Objective |
Report every line in the listing below where the string "ayant" shows up.

Data supplied |
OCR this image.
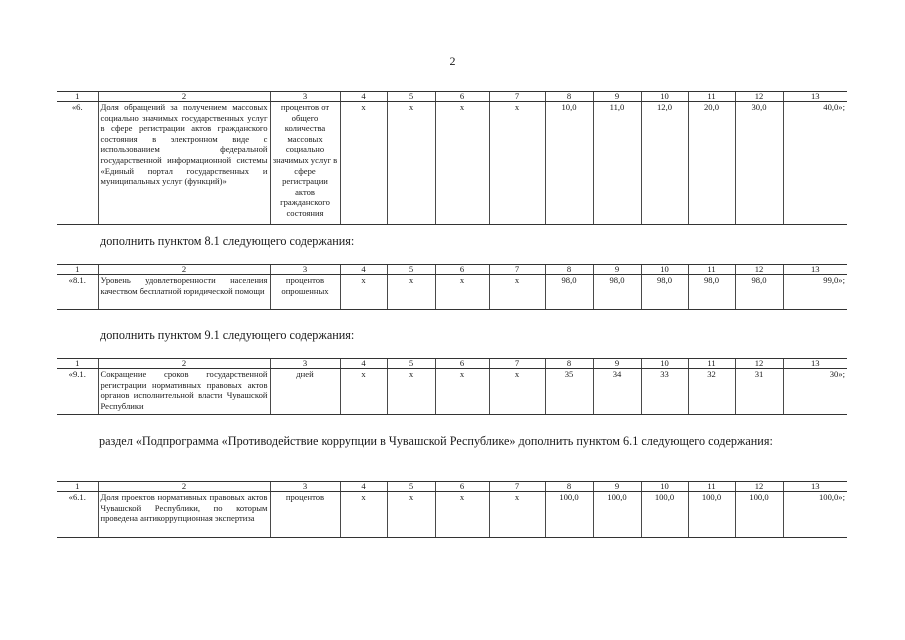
2
1	2	3	4	5	6	7	8	9	10	11	12	13
«6.	Доля обращений за получением массовых социально значимых государственных услуг в сфере регистрации актов гражданского состояния в электронном виде с использованием федеральной государственной информационной системы «Единый портал государственных и муниципальных услуг (функций)»	процентов от общего количества массовых социально значимых услуг в сфере регистрации актов гражданского состояния	х	х	х	х	10,0	11,0	12,0	20,0	30,0	40,0»;
дополнить пунктом 8.1 следующего содержания:
1	2	3	4	5	6	7	8	9	10	11	12	13
«8.1.	Уровень удовлетворенности населения качеством бесплатной юридической помощи	процентов опрошенных	х	х	х	х	98,0	98,0	98,0	98,0	98,0	99,0»;
дополнить пунктом 9.1 следующего содержания:
1	2	3	4	5	6	7	8	9	10	11	12	13
«9.1.	Сокращение сроков государственной регистрации нормативных правовых актов органов исполнительной власти Чувашской Республики	дней	х	х	х	х	35	34	33	32	31	30»;
раздел «Подпрограмма «Противодействие коррупции в Чувашской Республике» дополнить пунктом 6.1 следующего содержания:
1	2	3	4	5	6	7	8	9	10	11	12	13
«6.1.	Доля проектов нормативных правовых актов Чувашской Республики, по которым проведена антикоррупционная экспертиза	процентов	х	х	х	х	100,0	100,0	100,0	100,0	100,0	100,0»;
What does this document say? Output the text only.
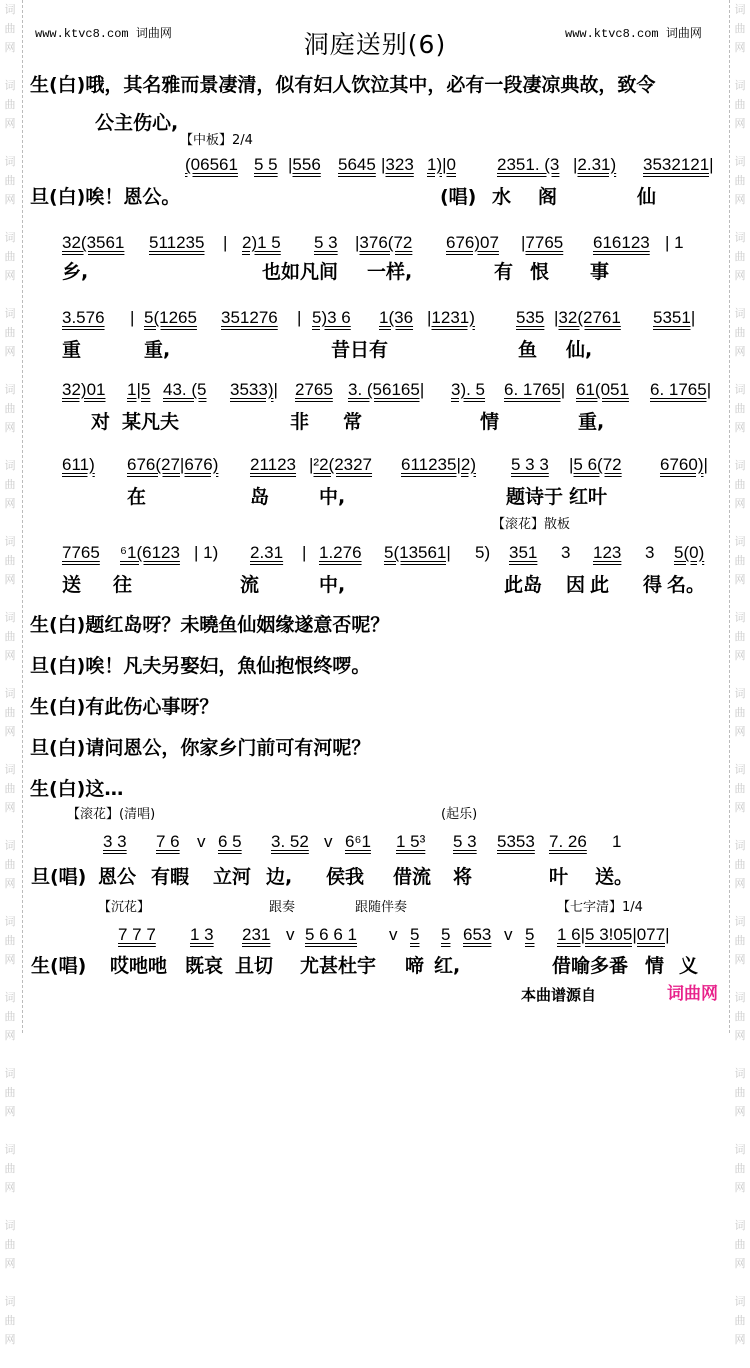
词
曲
网

词
曲
网

词
曲
网

词
曲
网

词
曲
网

词
曲
网

词
曲
网

词
曲
网

词
曲
网

词
曲
网

词
曲
网

词
曲
网

词
曲
网

词
曲
网

词
曲
网

词
曲
网

词
曲
网

词
曲
网

词
曲
网

词
曲
网

词
曲
网

词
曲
网

词
曲
网

词
曲
网

词
曲
网

词
曲
网

词
曲
网

词
曲
网

词
曲
网

词
曲
网

词
曲
网

词
曲
网

词
曲
网

词
曲
网

词
曲
网

词
曲
网

www.ktvc8.com 词曲网	www.ktvc8.com 词曲网
洞庭送别(6)
生(白)哦，其名雅而景凄清，似有妇人饮泣其中，必有一段凄凉典故，致令
公主伤心,
【中板】2/4
旦(白)唉！恩公。	(唱) 水 阁	仙
【滚花】散板
(06561 5 5 |556 5645 |323 1)|0 2351. (3 |2.31) 3532121|
32(3561 511235 | 2)1 5 5 3 |376(72 676)07 |7765 616123 | 1
乡,	也如凡间 一样,	有 恨 事
3.576 | 5(1265 351276 | 5)3 6 1(36 |1231) 535 |32(2761 5351|
重	重,	昔日有	鱼 仙,
32)01 1|5 43. (5 3533)| 2765 3. (56165| 3). 5 6. 1765| 61(051 6. 1765|
对 某凡夫	非 常	情	重,
611) 676(27|676) 21123 |²2(2327 611235|2) 5 3 3 |5 6(72 6760)|
在	岛	中,	题诗于 红叶
7765 ⁶1(6123 | 1) 2.31 | 1.276 5(13561| 5) 351 3 123 3 5(0)
送 往	流	中,	此岛 因 此 得 名。
生(白)题红岛呀？未曉鱼仙姻缘遂意否呢？
旦(白)唉！凡夫另娶妇，魚仙抱恨终啰。
生(白)有此伤心事呀？
旦(白)请问恩公，你家乡门前可有河呢？
生(白)这…
【滚花】(清唱)	(起乐)
3 3 7 6 v 6 5 3. 52 v 6⁶1 1 5³ 5 3 5353 7. 26 1
旦(唱) 恩公 有暇 立河 边, 侯我 借流 将	叶 送。
【沉花】	跟奏	跟随伴奏	【七字清】1/4
7 7 7 1 3 231 v 5 6 6 1 v 5 5 653 v 5 1 6|5 3!05|077|
生(唱) 哎吔吔 既哀 且切 尤甚杜宇 啼 红,	借喻多番 情 义
本曲谱源自	词曲网
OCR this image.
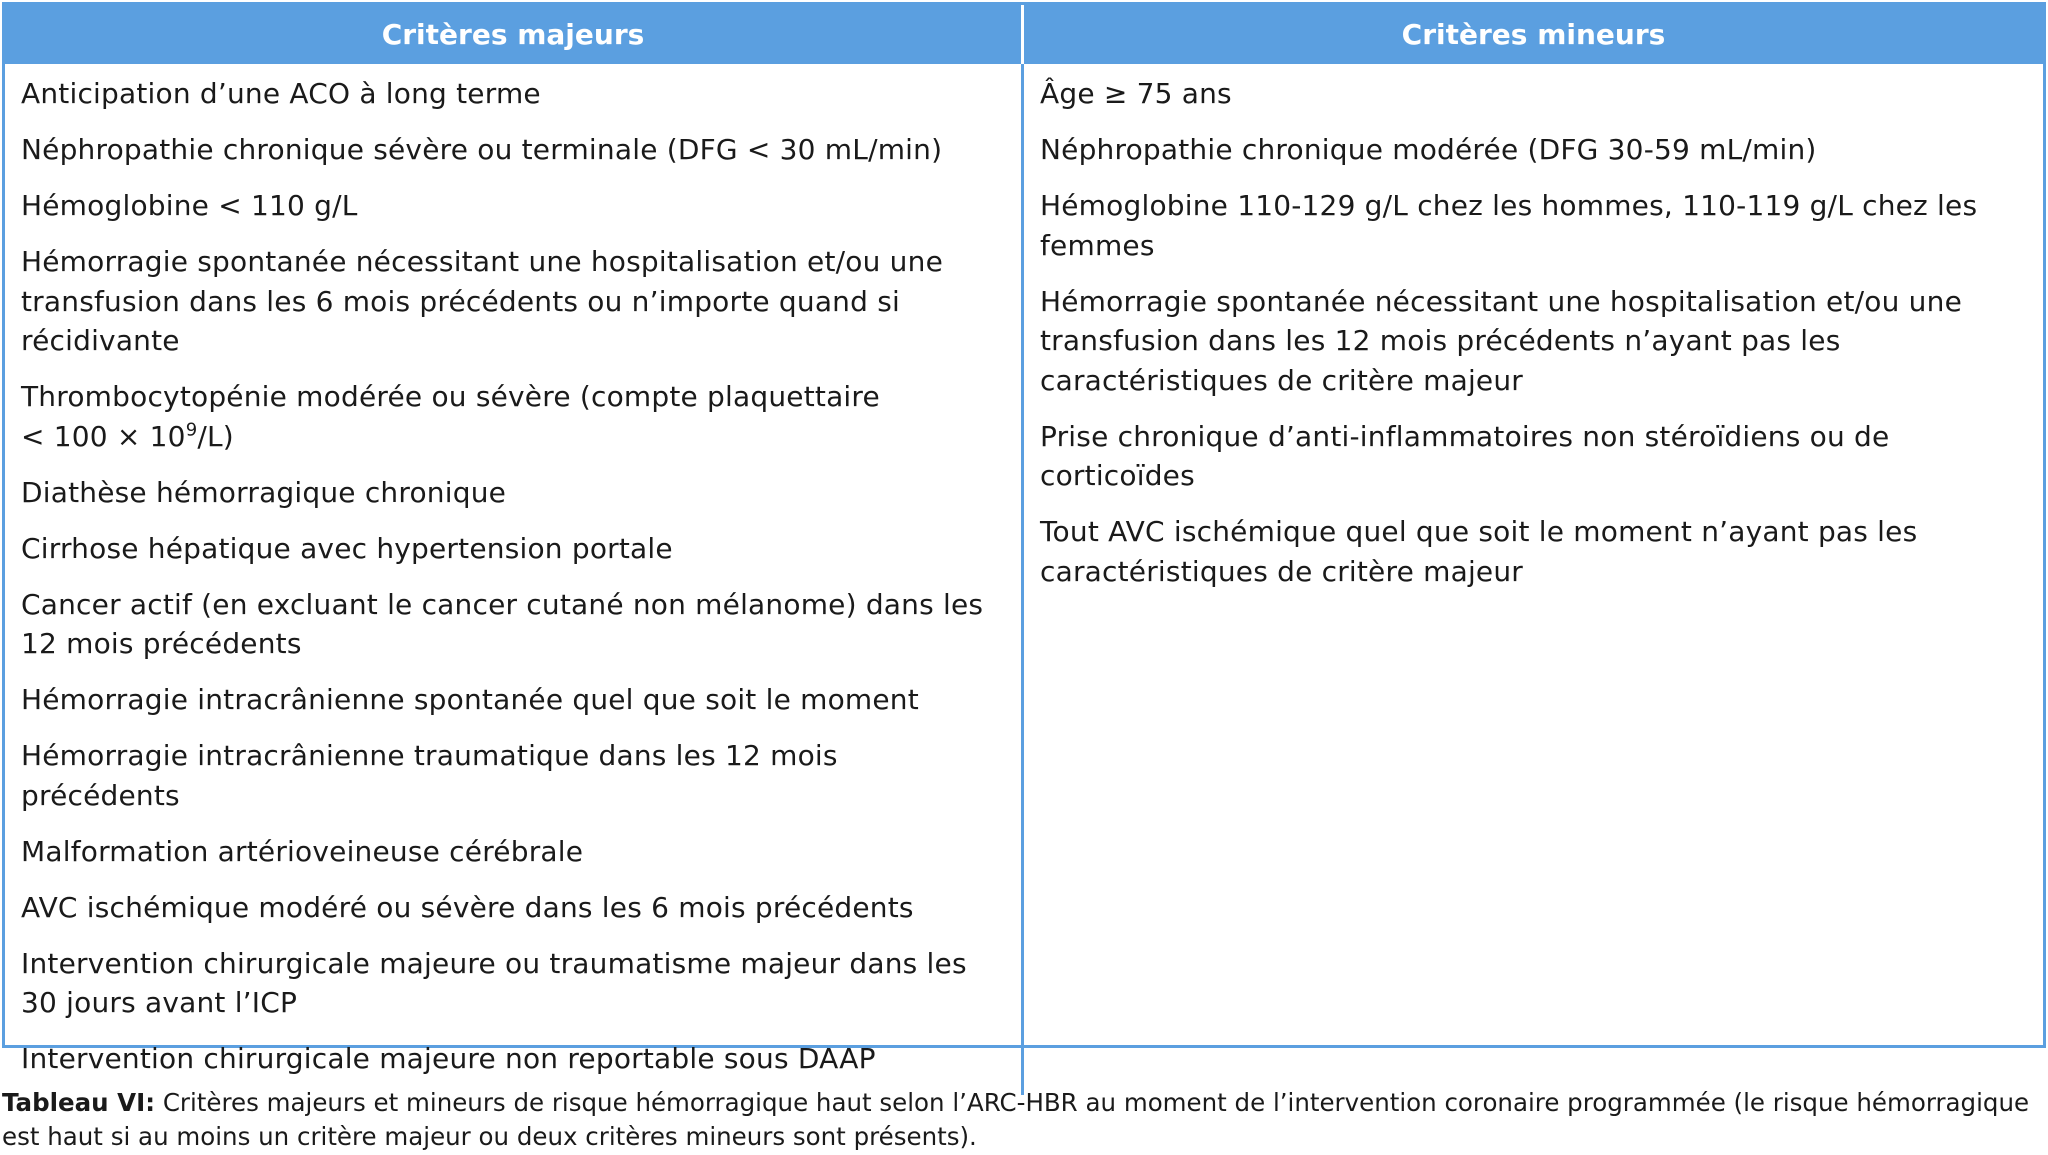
Critères majeurs	Critères mineurs
Anticipation d’une ACO à long terme
Néphropathie chronique sévère ou terminale (DFG < 30 mL/min)
Hémoglobine < 110 g/L
Hémorragie spontanée nécessitant une hospitalisation et/ou une transfusion dans les 6 mois précédents ou n’importe quand si récidivante
Thrombocytopénie modérée ou sévère (compte plaquettaire
< $100 \times 10^9/L$)
Diathèse hémorragique chronique
Cirrhose hépatique avec hypertension portale
Cancer actif (en excluant le cancer cutané non mélanome) dans les 12 mois précédents
Hémorragie intracrânienne spontanée quel que soit le moment
Hémorragie intracrânienne traumatique dans les 12 mois précédents
Malformation artérioveineuse cérébrale
AVC ischémique modéré ou sévère dans les 6 mois précédents
Intervention chirurgicale majeure ou traumatisme majeur dans les 30 jours avant l’ICP
Intervention chirurgicale majeure non reportable sous DAAP
Âge ≥ 75 ans
Néphropathie chronique modérée (DFG 30-59 mL/min)
Hémoglobine 110-129 g/L chez les hommes, 110-119 g/L chez les femmes
Hémorragie spontanée nécessitant une hospitalisation et/ou une transfusion dans les 12 mois précédents n’ayant pas les caractéristiques de critère majeur
Prise chronique d’anti-inflammatoires non stéroïdiens ou de corticoïdes
Tout AVC ischémique quel que soit le moment n’ayant pas les caractéristiques de critère majeur
Tableau VI: Critères majeurs et mineurs de risque hémorragique haut selon l’ARC-HBR au moment de l’intervention coronaire programmée (le risque hémorragique est haut si au moins un critère majeur ou deux critères mineurs sont présents).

Exercise response |
Hémorragie spontanée nécessitant une hospitalisation et/ou une transfusion dans les 12 mois précédents n’ayant pas les caractéristiques de critère majeur
Tout AVC ischémique quel que soit le moment n’ayant pas les caractéristiques de critère majeur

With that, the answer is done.